RECORDS TO PROCESS:

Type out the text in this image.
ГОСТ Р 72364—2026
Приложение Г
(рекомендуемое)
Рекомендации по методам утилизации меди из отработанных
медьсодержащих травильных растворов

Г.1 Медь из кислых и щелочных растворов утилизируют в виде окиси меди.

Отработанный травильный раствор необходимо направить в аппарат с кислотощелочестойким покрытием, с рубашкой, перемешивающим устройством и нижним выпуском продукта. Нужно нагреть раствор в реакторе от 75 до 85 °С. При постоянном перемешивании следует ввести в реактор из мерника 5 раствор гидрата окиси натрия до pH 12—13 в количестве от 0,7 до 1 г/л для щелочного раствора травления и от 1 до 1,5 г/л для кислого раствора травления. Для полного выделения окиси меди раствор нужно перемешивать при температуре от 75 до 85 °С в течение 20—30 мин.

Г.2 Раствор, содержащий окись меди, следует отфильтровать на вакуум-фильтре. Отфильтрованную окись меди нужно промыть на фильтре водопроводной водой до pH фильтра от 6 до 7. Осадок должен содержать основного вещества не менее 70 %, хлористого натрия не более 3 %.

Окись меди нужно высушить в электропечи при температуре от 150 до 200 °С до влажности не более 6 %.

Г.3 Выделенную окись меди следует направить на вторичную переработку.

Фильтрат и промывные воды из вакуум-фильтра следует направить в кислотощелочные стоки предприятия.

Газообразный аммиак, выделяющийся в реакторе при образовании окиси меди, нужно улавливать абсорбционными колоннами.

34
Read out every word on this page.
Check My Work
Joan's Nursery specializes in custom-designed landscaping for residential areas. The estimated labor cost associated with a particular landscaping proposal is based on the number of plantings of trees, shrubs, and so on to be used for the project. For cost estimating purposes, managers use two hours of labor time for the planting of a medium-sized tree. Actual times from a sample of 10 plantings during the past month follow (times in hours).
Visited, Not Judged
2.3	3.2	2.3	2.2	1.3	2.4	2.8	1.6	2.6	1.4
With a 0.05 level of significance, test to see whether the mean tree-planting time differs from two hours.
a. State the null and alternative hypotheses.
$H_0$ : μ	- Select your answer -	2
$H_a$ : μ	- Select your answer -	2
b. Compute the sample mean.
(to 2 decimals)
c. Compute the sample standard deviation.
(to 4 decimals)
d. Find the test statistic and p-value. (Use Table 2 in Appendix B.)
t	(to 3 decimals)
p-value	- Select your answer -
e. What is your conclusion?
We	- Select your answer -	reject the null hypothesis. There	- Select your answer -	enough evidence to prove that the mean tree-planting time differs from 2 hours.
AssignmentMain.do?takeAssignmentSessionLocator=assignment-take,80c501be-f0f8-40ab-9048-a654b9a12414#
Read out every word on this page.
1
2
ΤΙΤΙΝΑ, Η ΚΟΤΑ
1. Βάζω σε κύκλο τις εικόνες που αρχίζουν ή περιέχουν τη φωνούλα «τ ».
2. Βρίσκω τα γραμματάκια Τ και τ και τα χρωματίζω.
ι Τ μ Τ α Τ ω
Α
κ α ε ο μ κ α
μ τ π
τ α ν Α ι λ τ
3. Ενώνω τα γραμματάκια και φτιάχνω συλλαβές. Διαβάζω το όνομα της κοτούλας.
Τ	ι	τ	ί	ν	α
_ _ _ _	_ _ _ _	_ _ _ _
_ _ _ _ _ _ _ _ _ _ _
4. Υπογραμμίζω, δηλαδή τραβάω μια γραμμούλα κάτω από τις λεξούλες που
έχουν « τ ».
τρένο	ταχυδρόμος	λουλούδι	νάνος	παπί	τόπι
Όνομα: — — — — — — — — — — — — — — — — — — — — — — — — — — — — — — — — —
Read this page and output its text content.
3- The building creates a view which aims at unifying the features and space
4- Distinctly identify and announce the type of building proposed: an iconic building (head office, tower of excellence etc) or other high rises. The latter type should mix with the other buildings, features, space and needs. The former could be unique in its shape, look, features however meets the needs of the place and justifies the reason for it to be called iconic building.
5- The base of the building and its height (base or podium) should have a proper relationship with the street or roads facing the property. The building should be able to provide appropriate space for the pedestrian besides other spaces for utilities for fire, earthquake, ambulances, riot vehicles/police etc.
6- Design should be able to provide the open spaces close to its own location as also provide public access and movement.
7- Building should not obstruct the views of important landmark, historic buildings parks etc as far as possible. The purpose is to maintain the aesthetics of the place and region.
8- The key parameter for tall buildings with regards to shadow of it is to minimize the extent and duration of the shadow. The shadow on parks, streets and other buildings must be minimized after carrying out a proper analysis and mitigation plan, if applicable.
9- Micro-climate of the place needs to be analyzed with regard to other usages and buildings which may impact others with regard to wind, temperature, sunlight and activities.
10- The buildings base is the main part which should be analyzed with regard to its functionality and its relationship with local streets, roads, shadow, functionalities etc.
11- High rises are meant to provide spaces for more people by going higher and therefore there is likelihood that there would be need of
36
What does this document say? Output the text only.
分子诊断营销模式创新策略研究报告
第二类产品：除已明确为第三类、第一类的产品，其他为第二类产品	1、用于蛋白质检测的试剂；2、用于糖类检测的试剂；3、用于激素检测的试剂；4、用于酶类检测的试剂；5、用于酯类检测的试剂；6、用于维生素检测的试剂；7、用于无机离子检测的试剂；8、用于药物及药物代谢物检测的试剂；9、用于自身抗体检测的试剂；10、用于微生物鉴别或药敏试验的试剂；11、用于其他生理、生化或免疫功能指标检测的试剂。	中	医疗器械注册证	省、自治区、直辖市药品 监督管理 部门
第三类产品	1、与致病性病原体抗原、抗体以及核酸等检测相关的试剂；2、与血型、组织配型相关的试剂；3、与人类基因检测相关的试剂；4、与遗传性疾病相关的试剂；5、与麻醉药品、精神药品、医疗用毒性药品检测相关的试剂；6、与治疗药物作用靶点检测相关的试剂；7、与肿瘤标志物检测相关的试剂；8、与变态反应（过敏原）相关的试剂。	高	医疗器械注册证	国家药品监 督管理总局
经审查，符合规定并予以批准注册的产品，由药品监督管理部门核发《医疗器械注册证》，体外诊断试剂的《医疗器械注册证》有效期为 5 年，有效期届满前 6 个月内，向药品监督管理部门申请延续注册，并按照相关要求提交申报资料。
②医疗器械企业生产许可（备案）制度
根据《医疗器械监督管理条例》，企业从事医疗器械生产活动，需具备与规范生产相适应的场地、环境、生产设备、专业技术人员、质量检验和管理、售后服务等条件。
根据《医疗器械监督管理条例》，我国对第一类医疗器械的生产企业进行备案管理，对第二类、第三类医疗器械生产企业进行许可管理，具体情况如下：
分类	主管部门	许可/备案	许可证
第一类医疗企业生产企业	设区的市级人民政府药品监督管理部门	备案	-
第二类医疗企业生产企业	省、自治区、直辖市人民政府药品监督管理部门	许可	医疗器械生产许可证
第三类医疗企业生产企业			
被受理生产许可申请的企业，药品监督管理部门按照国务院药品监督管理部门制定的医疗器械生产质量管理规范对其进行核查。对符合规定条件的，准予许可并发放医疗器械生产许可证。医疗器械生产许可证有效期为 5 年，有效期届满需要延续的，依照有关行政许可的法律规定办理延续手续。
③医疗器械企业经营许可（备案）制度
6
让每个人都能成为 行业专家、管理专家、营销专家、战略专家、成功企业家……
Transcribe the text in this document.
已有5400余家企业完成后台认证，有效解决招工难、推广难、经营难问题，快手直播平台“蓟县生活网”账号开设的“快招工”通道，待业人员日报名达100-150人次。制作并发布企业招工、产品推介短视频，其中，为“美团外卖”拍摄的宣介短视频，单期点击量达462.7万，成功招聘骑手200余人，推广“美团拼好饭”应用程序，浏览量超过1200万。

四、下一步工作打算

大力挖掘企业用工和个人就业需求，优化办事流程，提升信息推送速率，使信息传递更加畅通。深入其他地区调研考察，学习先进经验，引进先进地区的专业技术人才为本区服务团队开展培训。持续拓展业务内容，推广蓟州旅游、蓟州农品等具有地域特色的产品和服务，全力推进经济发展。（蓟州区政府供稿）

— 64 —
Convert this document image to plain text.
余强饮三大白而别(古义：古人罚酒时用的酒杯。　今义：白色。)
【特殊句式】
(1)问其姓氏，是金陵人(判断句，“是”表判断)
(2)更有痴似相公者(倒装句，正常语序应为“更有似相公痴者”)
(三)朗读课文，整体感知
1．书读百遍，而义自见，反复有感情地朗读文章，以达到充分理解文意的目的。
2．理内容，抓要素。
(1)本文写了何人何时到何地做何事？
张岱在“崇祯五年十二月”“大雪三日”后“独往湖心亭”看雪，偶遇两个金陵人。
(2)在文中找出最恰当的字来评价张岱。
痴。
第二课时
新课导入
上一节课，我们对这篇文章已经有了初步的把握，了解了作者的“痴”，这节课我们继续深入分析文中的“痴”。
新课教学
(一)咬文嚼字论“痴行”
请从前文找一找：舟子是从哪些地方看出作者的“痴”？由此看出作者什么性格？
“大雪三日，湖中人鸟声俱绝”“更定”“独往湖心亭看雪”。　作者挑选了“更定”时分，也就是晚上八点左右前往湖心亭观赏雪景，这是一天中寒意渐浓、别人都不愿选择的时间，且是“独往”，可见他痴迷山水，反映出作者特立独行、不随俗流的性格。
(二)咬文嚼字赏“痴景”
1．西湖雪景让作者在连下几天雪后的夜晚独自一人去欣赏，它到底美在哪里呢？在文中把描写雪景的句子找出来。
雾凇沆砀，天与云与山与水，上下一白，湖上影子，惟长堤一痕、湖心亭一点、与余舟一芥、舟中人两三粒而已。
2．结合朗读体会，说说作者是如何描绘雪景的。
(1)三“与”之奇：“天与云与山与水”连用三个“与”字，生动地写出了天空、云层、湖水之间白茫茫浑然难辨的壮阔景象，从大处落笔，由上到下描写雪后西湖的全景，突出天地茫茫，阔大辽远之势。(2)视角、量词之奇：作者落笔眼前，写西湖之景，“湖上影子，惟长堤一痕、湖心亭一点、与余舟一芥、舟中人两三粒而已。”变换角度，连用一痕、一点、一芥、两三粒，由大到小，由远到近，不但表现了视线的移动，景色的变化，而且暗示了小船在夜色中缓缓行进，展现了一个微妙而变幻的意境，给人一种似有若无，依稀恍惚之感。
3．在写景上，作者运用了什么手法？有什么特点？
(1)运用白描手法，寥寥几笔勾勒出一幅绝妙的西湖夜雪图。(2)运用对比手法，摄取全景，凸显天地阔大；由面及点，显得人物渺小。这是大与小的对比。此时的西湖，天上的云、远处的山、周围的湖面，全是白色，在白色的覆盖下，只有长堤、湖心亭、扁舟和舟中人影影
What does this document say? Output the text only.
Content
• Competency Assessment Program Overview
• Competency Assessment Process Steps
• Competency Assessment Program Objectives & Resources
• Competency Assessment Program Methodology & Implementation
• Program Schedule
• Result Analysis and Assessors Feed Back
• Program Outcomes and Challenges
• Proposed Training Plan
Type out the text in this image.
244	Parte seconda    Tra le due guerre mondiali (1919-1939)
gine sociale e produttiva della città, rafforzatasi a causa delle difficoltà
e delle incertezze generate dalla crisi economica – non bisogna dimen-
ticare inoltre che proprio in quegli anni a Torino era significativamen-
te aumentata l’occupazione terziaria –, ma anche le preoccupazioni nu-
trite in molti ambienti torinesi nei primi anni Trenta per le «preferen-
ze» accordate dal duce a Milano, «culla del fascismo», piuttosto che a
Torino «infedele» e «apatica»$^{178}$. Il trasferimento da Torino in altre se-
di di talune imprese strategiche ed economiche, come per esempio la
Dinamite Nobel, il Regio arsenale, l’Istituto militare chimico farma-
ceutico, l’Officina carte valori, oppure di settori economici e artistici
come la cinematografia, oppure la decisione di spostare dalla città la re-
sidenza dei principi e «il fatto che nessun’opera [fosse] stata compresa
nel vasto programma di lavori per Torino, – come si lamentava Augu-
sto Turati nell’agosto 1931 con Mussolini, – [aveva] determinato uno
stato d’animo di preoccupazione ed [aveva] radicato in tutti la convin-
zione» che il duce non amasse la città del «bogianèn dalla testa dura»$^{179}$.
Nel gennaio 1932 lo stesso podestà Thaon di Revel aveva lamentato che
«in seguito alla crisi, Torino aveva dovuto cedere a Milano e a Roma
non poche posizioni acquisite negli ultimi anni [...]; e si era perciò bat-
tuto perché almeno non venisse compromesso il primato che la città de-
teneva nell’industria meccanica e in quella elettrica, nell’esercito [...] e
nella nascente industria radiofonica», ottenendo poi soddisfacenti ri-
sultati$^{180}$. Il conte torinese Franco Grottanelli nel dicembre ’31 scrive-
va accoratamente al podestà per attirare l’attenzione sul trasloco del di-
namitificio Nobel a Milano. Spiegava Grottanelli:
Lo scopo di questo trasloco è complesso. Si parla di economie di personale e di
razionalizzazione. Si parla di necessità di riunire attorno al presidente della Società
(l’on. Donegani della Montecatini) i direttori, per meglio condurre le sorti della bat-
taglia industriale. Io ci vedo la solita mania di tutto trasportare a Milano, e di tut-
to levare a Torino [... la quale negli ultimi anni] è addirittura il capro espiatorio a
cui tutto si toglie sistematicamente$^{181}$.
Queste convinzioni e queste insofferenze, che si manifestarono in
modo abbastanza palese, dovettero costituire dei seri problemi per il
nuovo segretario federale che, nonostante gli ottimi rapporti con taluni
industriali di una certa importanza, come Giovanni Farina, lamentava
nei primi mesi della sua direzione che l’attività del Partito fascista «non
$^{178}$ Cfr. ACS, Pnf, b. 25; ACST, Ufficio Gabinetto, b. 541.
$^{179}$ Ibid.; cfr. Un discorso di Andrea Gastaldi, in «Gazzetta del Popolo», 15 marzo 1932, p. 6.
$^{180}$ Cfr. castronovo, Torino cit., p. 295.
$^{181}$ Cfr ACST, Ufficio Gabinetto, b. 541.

WHAT NEEDS TO BE DONE:
Pull out every line holding "hours" from the records above, and copy it.

WRITTEN ANSWER:
Joan's Nursery specializes in custom-designed landscaping for residential areas. The estimated labor cost associated with a particular landscaping proposal is based on the number of plantings of trees, shrubs, and so on to be used for the project. For cost estimating purposes, managers use two hours of labor time for the planting of a medium-sized tree. Actual times from a sample of 10 plantings during the past month follow (times in hours).
With a 0.05 level of significance, test to see whether the mean tree-planting time differs from two hours.
We	- Select your answer -	reject the null hypothesis. There	- Select your answer -	enough evidence to prove that the mean tree-planting time differs from 2 hours.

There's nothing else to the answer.